**EXERCISE INSTRUCTIONS:** Report all lines from the entries below in which "подтверждающие" appears.

* * *

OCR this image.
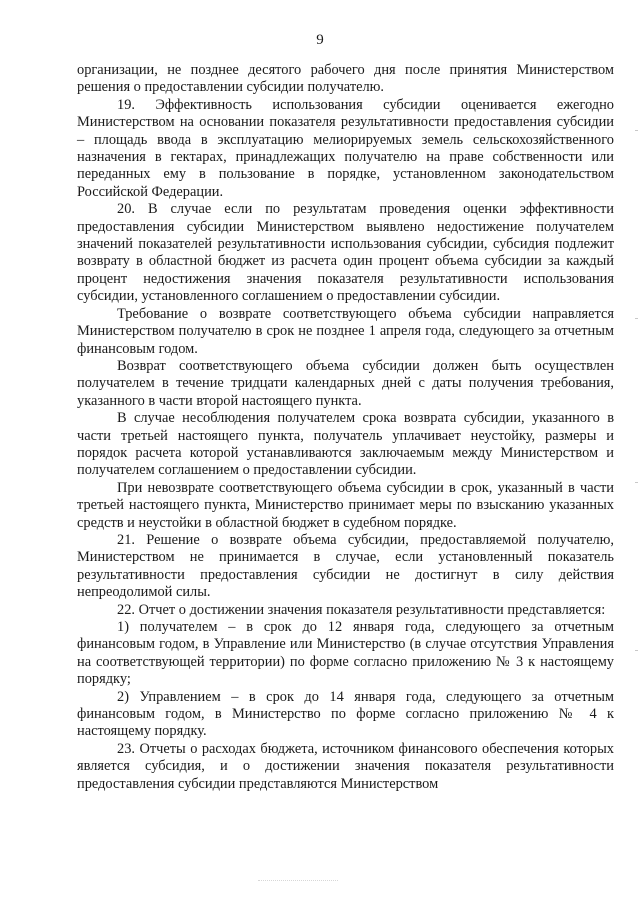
9

организации, не позднее десятого рабочего дня после принятия Министерством решения о предоставлении субсидии получателю.

19. Эффективность использования субсидии оценивается ежегодно Министерством на основании показателя результативности предоставления субсидии – площадь ввода в эксплуатацию мелиорируемых земель сельскохозяйственного назначения в гектарах, принадлежащих получателю на праве собственности или переданных ему в пользование в порядке, установленном законодательством Российской Федерации.

20. В случае если по результатам проведения оценки эффективности предоставления субсидии Министерством выявлено недостижение получателем значений показателей результативности использования субсидии, субсидия подлежит возврату в областной бюджет из расчета один процент объема субсидии за каждый процент недостижения значения показателя результативности использования субсидии, установленного соглашением о предоставлении субсидии.

Требование о возврате соответствующего объема субсидии направляется Министерством получателю в срок не позднее 1 апреля года, следующего за отчетным финансовым годом.

Возврат соответствующего объема субсидии должен быть осуществлен получателем в течение тридцати календарных дней с даты получения требования, указанного в части второй настоящего пункта.

В случае несоблюдения получателем срока возврата субсидии, указанного в части третьей настоящего пункта, получатель уплачивает неустойку, размеры и порядок расчета которой устанавливаются заключаемым между Министерством и получателем соглашением о предоставлении субсидии.

При невозврате соответствующего объема субсидии в срок, указанный в части третьей настоящего пункта, Министерство принимает меры по взысканию указанных средств и неустойки в областной бюджет в судебном порядке.

21. Решение о возврате объема субсидии, предоставляемой получателю, Министерством не принимается в случае, если установленный показатель результативности предоставления субсидии не достигнут в силу действия непреодолимой силы.

22. Отчет о достижении значения показателя результативности представляется:

1) получателем – в срок до 12 января года, следующего за отчетным финансовым годом, в Управление или Министерство (в случае отсутствия Управления на соответствующей территории) по форме согласно приложению № 3 к настоящему порядку;

2) Управлением – в срок до 14 января года, следующего за отчетным финансовым годом, в Министерство по форме согласно приложению № 4 к настоящему порядку.

23. Отчеты о расходах бюджета, источником финансового обеспечения которых является субсидия, и о достижении значения показателя результативности предоставления субсидии представляются Министерством
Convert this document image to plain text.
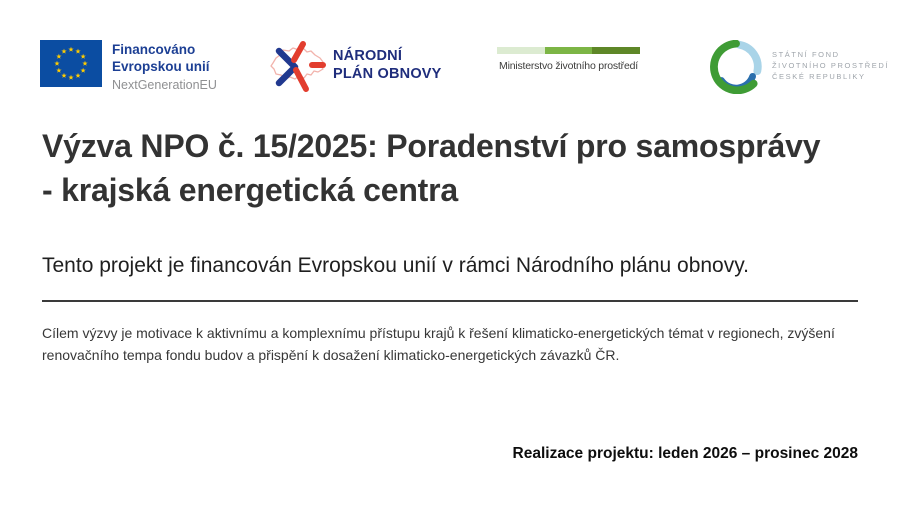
Financováno
Evropskou unií
NextGenerationEU
NÁRODNÍ
PLÁN OBNOVY
Ministerstvo životního prostředí
STÁTNÍ FOND
ŽIVOTNÍHO PROSTŘEDÍ
ČESKÉ REPUBLIKY
Výzva NPO č. 15/2025: Poradenství pro samosprávy - krajská energetická centra
Tento projekt je financován Evropskou unií v rámci Národního plánu obnovy.
Cílem výzvy je motivace k aktivnímu a komplexnímu přístupu krajů k řešení klimaticko-energetických témat v regionech, zvýšení renovačního tempa fondu budov a přispění k dosažení klimaticko-energetických závazků ČR.
Realizace projektu: leden 2026 – prosinec 2028
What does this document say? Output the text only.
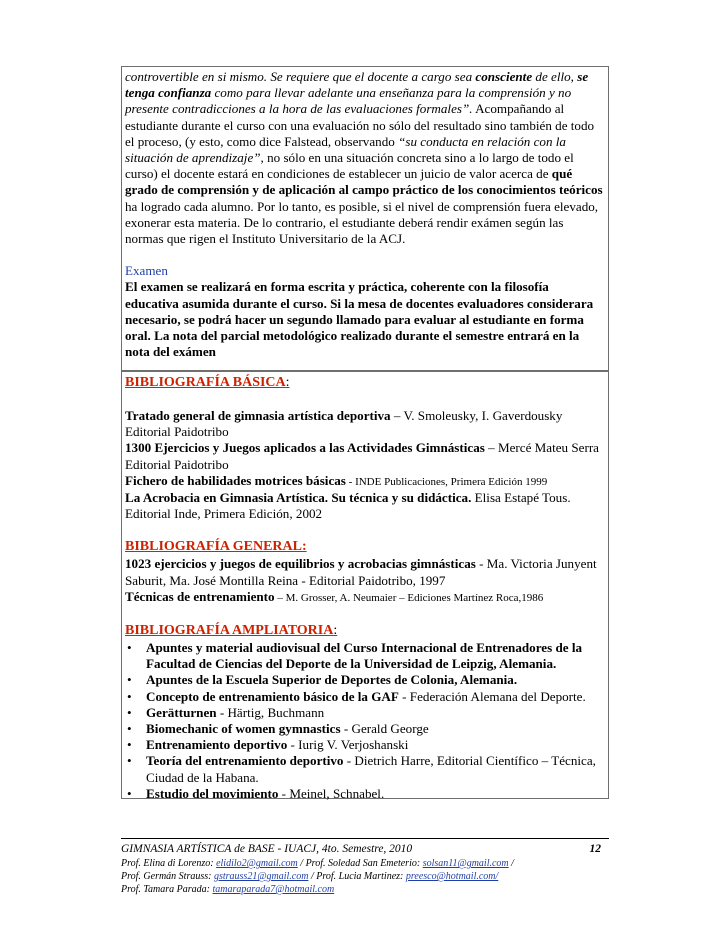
controvertible en si mismo. Se requiere que el docente a cargo sea consciente de ello, se tenga confianza como para llevar adelante una enseñanza para la comprensión y no presente contradicciones a la hora de las evaluaciones formales”. Acompañando al estudiante durante el curso con una evaluación no sólo del resultado sino también de todo el proceso, (y esto, como dice Falstead, observando “su conducta en relación con la situación de aprendizaje”, no sólo en una situación concreta sino a lo largo de todo el curso) el docente estará en condiciones de establecer un juicio de valor acerca de qué grado de comprensión y de aplicación al campo práctico de los conocimientos teóricos ha logrado cada alumno. Por lo tanto, es posible, si el nivel de comprensión fuera elevado, exonerar esta materia. De lo contrario, el estudiante deberá rendir exámen según las normas que rigen el Instituto Universitario de la ACJ.

Examen

El examen se realizará en forma escrita y práctica, coherente con la filosofía educativa asumida durante el curso. Si la mesa de docentes evaluadores considerara necesario, se podrá hacer un segundo llamado para evaluar al estudiante en forma oral. La nota del parcial metodológico realizado durante el semestre entrará en la nota del exámen

BIBLIOGRAFÍA BÁSICA:

Tratado general de gimnasia artística deportiva – V. Smoleusky, I. Gaverdousky Editorial Paidotribo

1300 Ejercicios y Juegos aplicados a las Actividades Gimnásticas – Mercé Mateu Serra Editorial Paidotribo

Fichero de habilidades motrices básicas - INDE Publicaciones, Primera Edición 1999

La Acrobacia en Gimnasia Artística. Su técnica y su didáctica. Elisa Estapé Tous. Editorial Inde, Primera Edición, 2002

BIBLIOGRAFÍA GENERAL:

1023 ejercicios y juegos de equilibrios y acrobacias gimnásticas - Ma. Victoria Junyent Saburit, Ma. José Montilla Reina - Editorial Paidotribo, 1997

Técnicas de entrenamiento – M. Grosser, A. Neumaier – Ediciones Martínez Roca,1986

BIBLIOGRAFÍA AMPLIATORIA:
• Apuntes y material audiovisual del Curso Internacional de Entrenadores de la Facultad de Ciencias del Deporte de la Universidad de Leipzig, Alemania.
• Apuntes de la Escuela Superior de Deportes de Colonia, Alemania.
• Concepto de entrenamiento básico de la GAF - Federación Alemana del Deporte.
• Gerätturnen - Härtig, Buchmann
• Biomechanic of women gymnastics - Gerald George
• Entrenamiento deportivo - Iurig V. Verjoshanski
• Teoría del entrenamiento deportivo - Dietrich Harre, Editorial Científico – Técnica, Ciudad de la Habana.
• Estudio del movimiento - Meinel, Schnabel.
GIMNASIA ARTÍSTICA de BASE - IUACJ, 4to. Semestre, 2010	12
Prof. Elina di Lorenzo: elidilo2@gmail.com / Prof. Soledad San Emeterio: solsan11@gmail.com /
Prof. Germán Strauss: gstrauss21@gmail.com / Prof. Lucia Martinez: preesco@hotmail.com/
Prof. Tamara Parada: tamaraparada7@hotmail.com
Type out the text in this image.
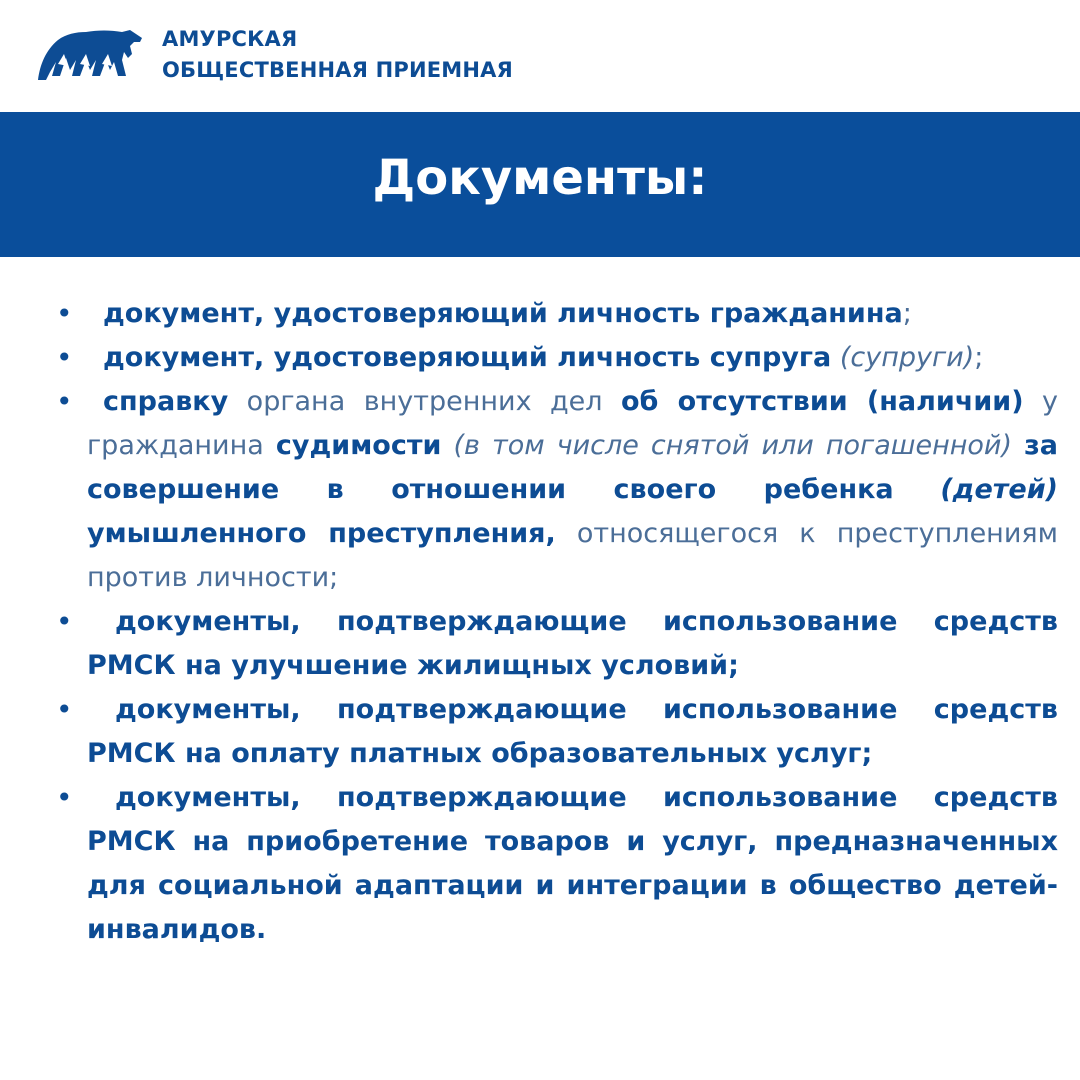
АМУРСКАЯ
ОБЩЕСТВЕННАЯ ПРИЕМНАЯ
Документы:
• документ, удостоверяющий личность гражданина;
• документ, удостоверяющий личность супруга (супруги);
• справку органа внутренних дел об отсутствии (наличии) у гражданина судимости (в том числе снятой или погашенной) за совершение в отношении своего ребенка (детей) умышленного преступления, относящегося к преступлениям против личности;
• документы, подтверждающие использование средств РМСК на улучшение жилищных условий;
• документы, подтверждающие использование средств РМСК на оплату платных образовательных услуг;
• документы, подтверждающие использование средств РМСК на приобретение товаров и услуг, предназначенных для социальной адаптации и интеграции в общество детей-инвалидов.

* * *

**ANSWER TO THE TASK:**
• документы, подтверждающие использование средств РМСК на улучшение жилищных условий;
• документы, подтверждающие использование средств РМСК на оплату платных образовательных услуг;
• документы, подтверждающие использование средств РМСК на приобретение товаров и услуг, предназначенных для социальной адаптации и интеграции в общество детей-инвалидов.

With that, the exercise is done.